Print every line of the listing exactly, please.

*DATA SHOWN*:
+===+

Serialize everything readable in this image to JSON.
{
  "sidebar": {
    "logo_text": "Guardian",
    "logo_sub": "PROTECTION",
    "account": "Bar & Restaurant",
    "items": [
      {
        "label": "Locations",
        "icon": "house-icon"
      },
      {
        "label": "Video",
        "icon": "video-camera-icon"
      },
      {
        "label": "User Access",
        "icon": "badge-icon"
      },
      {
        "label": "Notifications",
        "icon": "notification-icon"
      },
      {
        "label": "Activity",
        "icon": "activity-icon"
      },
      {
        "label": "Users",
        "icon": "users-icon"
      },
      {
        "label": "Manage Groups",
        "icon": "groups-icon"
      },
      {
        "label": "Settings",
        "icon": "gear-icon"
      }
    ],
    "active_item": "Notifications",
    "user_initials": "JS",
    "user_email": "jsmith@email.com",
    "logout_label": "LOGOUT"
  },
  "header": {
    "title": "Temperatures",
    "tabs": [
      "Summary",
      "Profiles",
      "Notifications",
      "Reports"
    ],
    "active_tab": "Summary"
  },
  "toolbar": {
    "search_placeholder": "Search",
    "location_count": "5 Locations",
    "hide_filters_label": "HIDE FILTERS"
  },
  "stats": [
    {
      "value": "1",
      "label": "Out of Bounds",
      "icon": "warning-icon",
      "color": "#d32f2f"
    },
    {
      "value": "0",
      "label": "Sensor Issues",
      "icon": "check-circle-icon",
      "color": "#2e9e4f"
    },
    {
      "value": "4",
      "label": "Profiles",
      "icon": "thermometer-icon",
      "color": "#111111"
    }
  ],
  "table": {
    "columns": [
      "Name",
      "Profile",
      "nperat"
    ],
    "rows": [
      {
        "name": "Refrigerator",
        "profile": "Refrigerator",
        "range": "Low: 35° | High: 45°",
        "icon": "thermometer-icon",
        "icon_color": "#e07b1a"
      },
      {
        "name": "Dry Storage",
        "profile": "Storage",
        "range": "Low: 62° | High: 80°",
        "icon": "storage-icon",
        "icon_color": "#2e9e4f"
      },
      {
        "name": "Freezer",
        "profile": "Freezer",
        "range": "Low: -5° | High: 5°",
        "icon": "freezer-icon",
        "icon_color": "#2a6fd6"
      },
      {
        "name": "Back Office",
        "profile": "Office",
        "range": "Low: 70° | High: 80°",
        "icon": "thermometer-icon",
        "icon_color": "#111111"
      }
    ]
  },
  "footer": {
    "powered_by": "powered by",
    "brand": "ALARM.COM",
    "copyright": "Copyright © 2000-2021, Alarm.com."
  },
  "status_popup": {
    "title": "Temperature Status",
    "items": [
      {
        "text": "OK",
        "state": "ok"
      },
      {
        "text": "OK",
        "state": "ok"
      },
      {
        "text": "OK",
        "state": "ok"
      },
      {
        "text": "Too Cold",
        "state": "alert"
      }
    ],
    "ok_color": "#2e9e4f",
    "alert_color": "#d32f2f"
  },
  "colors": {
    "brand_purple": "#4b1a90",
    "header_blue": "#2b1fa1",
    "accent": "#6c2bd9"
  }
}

+===+

*RESPONSE*:
Serialize everything readable in this image to JSON.
{
  "sidebar": {
    "logo_text": "Guardian",
    "logo_sub": "PROTECTION",
    "account": "Bar & Restaurant",
    "items": [
      {
        "label": "Locations",
        "icon": "house-icon"
      },
      {
        "label": "Video",
        "icon": "video-camera-icon"
      },
      {
        "label": "User Access",
        "icon": "badge-icon"
      },
      {
        "label": "Notifications",
        "icon": "notification-icon"
      },
      {
        "label": "Activity",
        "icon": "activity-icon"
      },
      {
        "label": "Users",
        "icon": "users-icon"
      },
      {
        "label": "Manage Groups",
        "icon": "groups-icon"
      },
      {
        "label": "Settings",
        "icon": "gear-icon"
      }
    ],
    "active_item": "Notifications",
    "user_initials": "JS",
    "user_email": "jsmith@email.com",
    "logout_label": "LOGOUT"
  },
  "header": {
    "title": "Temperatures",
    "tabs": [
      "Summary",
      "Profiles",
      "Notifications",
      "Reports"
    ],
    "active_tab": "Summary"
  },
  "toolbar": {
    "search_placeholder": "Search",
    "location_count": "5 Locations",
    "hide_filters_label": "HIDE FILTERS"
  },
  "stats": [
    {
      "value": "1",
      "label": "Out of Bounds",
      "icon": "warning-icon",
      "color": "#d32f2f"
    },
    {
      "value": "0",
      "label": "Sensor Issues",
      "icon": "check-circle-icon",
      "color": "#2e9e4f"
    },
    {
      "value": "4",
      "label": "Profiles",
      "icon": "thermometer-icon",
      "color": "#111111"
    }
  ],
  "table": {
    "columns": [
      "Name",
      "Profile",
      "nperat"
    ],
    "rows": [
      {
        "name": "Refrigerator",
        "profile": "Refrigerator",
        "range": "Low: 35° | High: 45°",
        "icon": "thermometer-icon",
        "icon_color": "#e07b1a"
      },
      {
        "name": "Dry Storage",
        "profile": "Storage",
        "range": "Low: 62° | High: 80°",
        "icon": "storage-icon",
        "icon_color": "#2e9e4f"
      },
      {
        "name": "Freezer",
        "profile": "Freezer",
        "range": "Low: -5° | High: 5°",
        "icon": "freezer-icon",
        "icon_color": "#2a6fd6"
      },
      {
        "name": "Back Office",
        "profile": "Office",
        "range": "Low: 70° | High: 80°",
        "icon": "thermometer-icon",
        "icon_color": "#111111"
      }
    ]
  },
  "footer": {
    "powered_by": "powered by",
    "brand": "ALARM.COM",
    "copyright": "Copyright © 2000-2021, Alarm.com."
  },
  "status_popup": {
    "title": "Temperature Status",
    "items": [
      {
        "text": "OK",
        "state": "ok"
      },
      {
        "text": "OK",
        "state": "ok"
      },
      {
        "text": "OK",
        "state": "ok"
      },
      {
        "text": "Too Cold",
        "state": "alert"
      }
    ],
    "ok_color": "#2e9e4f",
    "alert_color": "#d32f2f"
  },
  "colors": {
    "brand_purple": "#4b1a90",
    "header_blue": "#2b1fa1",
    "accent": "#6c2bd9"
  }
}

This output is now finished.